__Given exercise__.
Restate the entries below word for word, omitting nothing.

Extracted records

┏━━

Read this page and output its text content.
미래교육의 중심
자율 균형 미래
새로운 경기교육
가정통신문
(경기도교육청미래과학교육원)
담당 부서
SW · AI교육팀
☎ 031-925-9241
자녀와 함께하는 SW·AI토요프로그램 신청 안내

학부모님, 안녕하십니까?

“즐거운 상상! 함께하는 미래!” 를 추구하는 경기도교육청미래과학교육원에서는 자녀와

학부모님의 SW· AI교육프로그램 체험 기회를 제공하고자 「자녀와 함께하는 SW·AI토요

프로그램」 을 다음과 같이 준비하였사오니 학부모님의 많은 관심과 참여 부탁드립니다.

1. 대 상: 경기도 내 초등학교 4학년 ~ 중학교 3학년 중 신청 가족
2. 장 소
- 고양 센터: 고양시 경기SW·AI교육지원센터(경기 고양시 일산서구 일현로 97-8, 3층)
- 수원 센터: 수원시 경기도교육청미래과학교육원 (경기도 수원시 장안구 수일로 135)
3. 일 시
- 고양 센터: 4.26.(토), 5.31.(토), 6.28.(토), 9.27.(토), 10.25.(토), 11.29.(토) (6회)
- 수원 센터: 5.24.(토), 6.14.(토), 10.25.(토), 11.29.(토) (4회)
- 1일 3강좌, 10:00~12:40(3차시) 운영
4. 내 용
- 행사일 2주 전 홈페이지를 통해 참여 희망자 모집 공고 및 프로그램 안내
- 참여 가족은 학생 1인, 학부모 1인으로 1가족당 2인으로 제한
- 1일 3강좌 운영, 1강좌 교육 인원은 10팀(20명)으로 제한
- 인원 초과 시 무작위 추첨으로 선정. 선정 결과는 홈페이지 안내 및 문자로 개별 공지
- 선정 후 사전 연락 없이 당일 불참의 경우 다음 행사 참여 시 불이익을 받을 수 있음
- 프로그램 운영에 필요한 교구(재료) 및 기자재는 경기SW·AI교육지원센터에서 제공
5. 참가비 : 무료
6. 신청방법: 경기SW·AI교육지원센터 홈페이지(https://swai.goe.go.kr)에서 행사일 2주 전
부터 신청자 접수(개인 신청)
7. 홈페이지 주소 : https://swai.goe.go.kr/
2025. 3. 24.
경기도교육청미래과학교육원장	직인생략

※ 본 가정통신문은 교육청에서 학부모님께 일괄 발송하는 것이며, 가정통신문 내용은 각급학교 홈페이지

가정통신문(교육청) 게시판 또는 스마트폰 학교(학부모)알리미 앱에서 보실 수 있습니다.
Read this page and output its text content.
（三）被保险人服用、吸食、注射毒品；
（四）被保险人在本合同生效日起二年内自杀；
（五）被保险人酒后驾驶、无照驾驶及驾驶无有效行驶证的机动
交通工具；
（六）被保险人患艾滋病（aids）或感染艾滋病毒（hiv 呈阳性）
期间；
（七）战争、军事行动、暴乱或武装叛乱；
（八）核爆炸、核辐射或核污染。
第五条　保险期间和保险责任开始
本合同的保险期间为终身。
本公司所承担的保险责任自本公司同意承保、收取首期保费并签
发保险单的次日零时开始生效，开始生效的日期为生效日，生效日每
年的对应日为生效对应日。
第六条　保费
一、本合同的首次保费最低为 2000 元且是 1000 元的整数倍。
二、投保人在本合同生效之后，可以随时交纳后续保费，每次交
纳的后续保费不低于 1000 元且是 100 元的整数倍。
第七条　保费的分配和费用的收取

┗━━

__Solution__.
Read this page and output its text content.
미래교육의 중심
자율 균형 미래
새로운 경기교육
가정통신문
(경기도교육청미래과학교육원)
담당 부서
SW · AI교육팀
☎ 031-925-9241
자녀와 함께하는 SW·AI토요프로그램 신청 안내

학부모님, 안녕하십니까?

“즐거운 상상! 함께하는 미래!” 를 추구하는 경기도교육청미래과학교육원에서는 자녀와

학부모님의 SW· AI교육프로그램 체험 기회를 제공하고자 「자녀와 함께하는 SW·AI토요

프로그램」 을 다음과 같이 준비하였사오니 학부모님의 많은 관심과 참여 부탁드립니다.

1. 대 상: 경기도 내 초등학교 4학년 ~ 중학교 3학년 중 신청 가족
2. 장 소
- 고양 센터: 고양시 경기SW·AI교육지원센터(경기 고양시 일산서구 일현로 97-8, 3층)
- 수원 센터: 수원시 경기도교육청미래과학교육원 (경기도 수원시 장안구 수일로 135)
3. 일 시
- 고양 센터: 4.26.(토), 5.31.(토), 6.28.(토), 9.27.(토), 10.25.(토), 11.29.(토) (6회)
- 수원 센터: 5.24.(토), 6.14.(토), 10.25.(토), 11.29.(토) (4회)
- 1일 3강좌, 10:00~12:40(3차시) 운영
4. 내 용
- 행사일 2주 전 홈페이지를 통해 참여 희망자 모집 공고 및 프로그램 안내
- 참여 가족은 학생 1인, 학부모 1인으로 1가족당 2인으로 제한
- 1일 3강좌 운영, 1강좌 교육 인원은 10팀(20명)으로 제한
- 인원 초과 시 무작위 추첨으로 선정. 선정 결과는 홈페이지 안내 및 문자로 개별 공지
- 선정 후 사전 연락 없이 당일 불참의 경우 다음 행사 참여 시 불이익을 받을 수 있음
- 프로그램 운영에 필요한 교구(재료) 및 기자재는 경기SW·AI교육지원센터에서 제공
5. 참가비 : 무료
6. 신청방법: 경기SW·AI교육지원센터 홈페이지(https://swai.goe.go.kr)에서 행사일 2주 전
부터 신청자 접수(개인 신청)
7. 홈페이지 주소 : https://swai.goe.go.kr/
2025. 3. 24.
경기도교육청미래과학교육원장	직인생략

※ 본 가정통신문은 교육청에서 학부모님께 일괄 발송하는 것이며, 가정통신문 내용은 각급학교 홈페이지

가정통신문(교육청) 게시판 또는 스마트폰 학교(학부모)알리미 앱에서 보실 수 있습니다.
Read this page and output its text content.
（三）被保险人服用、吸食、注射毒品；
（四）被保险人在本合同生效日起二年内自杀；
（五）被保险人酒后驾驶、无照驾驶及驾驶无有效行驶证的机动
交通工具；
（六）被保险人患艾滋病（aids）或感染艾滋病毒（hiv 呈阳性）
期间；
（七）战争、军事行动、暴乱或武装叛乱；
（八）核爆炸、核辐射或核污染。
第五条　保险期间和保险责任开始
本合同的保险期间为终身。
本公司所承担的保险责任自本公司同意承保、收取首期保费并签
发保险单的次日零时开始生效，开始生效的日期为生效日，生效日每
年的对应日为生效对应日。
第六条　保费
一、本合同的首次保费最低为 2000 元且是 1000 元的整数倍。
二、投保人在本合同生效之后，可以随时交纳后续保费，每次交
纳的后续保费不低于 1000 元且是 100 元的整数倍。
第七条　保费的分配和费用的收取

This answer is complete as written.